**Written task**
Using the records below, locate all lines containing "подготовку" and return them.
* START Data supplied *
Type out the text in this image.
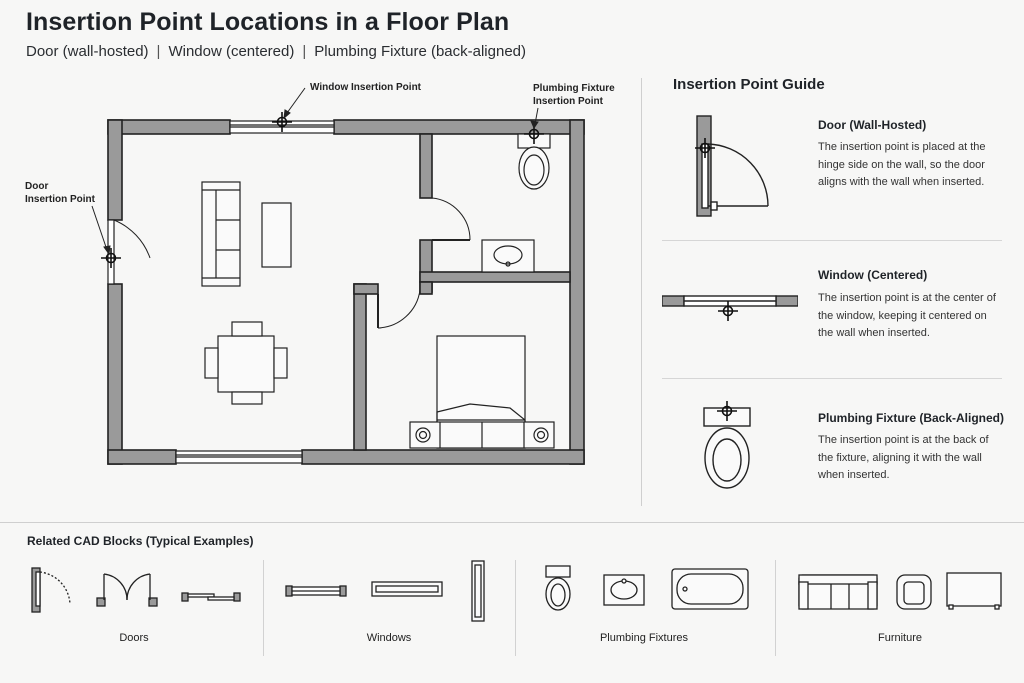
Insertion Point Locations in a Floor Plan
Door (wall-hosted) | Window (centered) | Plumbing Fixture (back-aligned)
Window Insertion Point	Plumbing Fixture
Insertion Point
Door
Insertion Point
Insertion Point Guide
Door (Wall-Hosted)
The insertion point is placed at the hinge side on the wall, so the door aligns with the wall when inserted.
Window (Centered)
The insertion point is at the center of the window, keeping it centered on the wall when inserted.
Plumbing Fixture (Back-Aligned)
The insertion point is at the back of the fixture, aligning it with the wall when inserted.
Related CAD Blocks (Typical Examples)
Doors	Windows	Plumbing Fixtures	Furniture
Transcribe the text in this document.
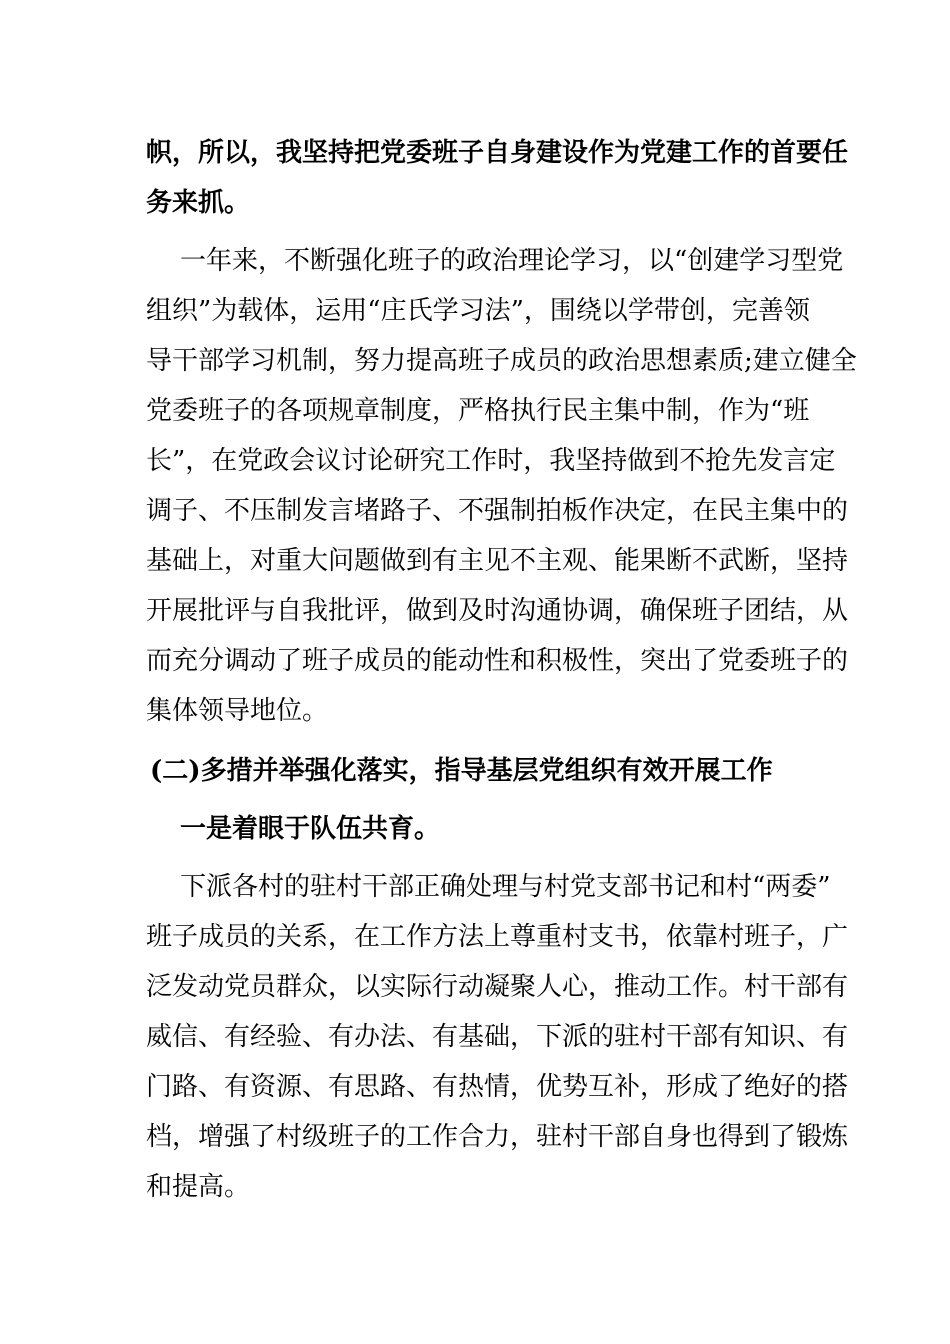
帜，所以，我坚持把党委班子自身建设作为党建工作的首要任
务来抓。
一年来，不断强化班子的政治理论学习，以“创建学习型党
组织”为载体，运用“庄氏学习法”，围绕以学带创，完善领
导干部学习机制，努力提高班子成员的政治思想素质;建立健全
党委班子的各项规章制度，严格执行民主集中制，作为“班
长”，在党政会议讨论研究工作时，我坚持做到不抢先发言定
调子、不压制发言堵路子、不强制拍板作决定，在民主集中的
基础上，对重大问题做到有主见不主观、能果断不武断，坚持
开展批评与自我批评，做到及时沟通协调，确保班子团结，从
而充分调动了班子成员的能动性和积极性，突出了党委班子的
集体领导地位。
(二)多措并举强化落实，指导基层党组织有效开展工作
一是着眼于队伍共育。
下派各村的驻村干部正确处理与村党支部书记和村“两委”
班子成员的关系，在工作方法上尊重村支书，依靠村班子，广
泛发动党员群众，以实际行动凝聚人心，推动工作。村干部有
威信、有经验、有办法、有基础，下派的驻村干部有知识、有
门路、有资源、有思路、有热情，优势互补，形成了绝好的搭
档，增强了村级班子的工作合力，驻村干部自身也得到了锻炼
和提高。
* END Data supplied *
* START Data supplied *
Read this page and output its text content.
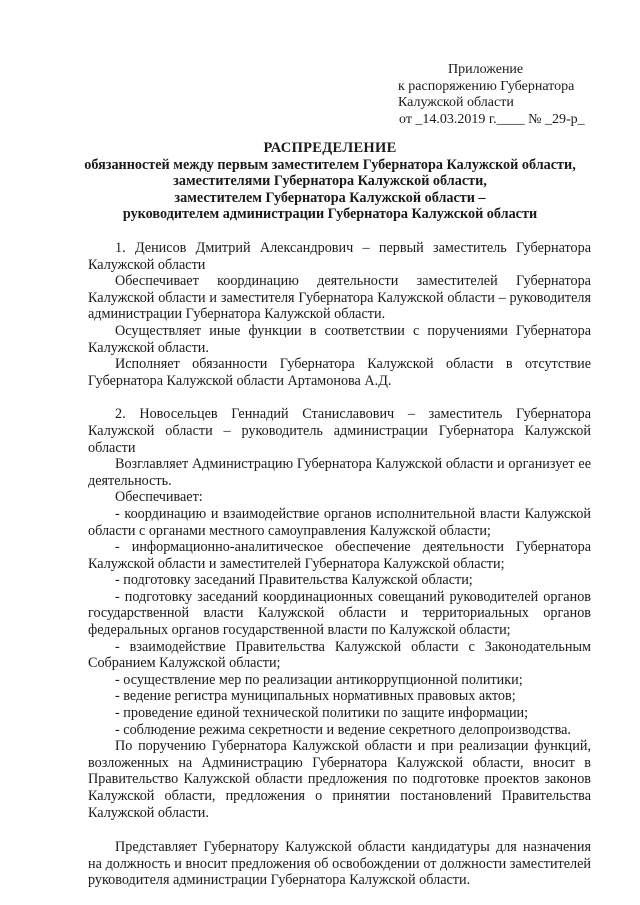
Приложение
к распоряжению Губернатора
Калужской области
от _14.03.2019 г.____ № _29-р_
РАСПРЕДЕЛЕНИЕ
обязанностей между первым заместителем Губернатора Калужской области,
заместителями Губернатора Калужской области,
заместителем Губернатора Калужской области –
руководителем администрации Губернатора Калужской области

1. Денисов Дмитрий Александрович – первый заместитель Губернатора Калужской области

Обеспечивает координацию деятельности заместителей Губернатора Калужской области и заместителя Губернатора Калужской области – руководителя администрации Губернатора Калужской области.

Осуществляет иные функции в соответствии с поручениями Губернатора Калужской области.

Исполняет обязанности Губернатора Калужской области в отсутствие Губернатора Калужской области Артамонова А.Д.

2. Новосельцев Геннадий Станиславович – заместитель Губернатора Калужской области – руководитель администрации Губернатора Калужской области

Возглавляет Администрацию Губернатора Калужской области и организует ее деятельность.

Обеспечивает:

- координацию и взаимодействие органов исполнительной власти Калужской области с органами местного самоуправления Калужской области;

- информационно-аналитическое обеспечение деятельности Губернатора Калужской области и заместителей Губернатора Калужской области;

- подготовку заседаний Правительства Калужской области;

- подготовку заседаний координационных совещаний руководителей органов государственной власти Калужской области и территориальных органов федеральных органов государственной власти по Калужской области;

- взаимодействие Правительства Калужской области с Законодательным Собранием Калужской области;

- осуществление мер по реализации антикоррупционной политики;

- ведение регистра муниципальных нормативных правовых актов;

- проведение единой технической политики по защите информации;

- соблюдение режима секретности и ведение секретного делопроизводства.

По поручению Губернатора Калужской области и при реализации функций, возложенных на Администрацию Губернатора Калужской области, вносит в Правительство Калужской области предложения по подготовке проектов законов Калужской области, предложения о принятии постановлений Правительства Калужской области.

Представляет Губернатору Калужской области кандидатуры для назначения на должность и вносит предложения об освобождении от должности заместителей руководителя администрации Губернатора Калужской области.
* END Data supplied *
**Reply**
- подготовку заседаний Правительства Калужской области;
- подготовку заседаний координационных совещаний руководителей органов государственной власти Калужской области и территориальных органов федеральных органов государственной власти по Калужской области;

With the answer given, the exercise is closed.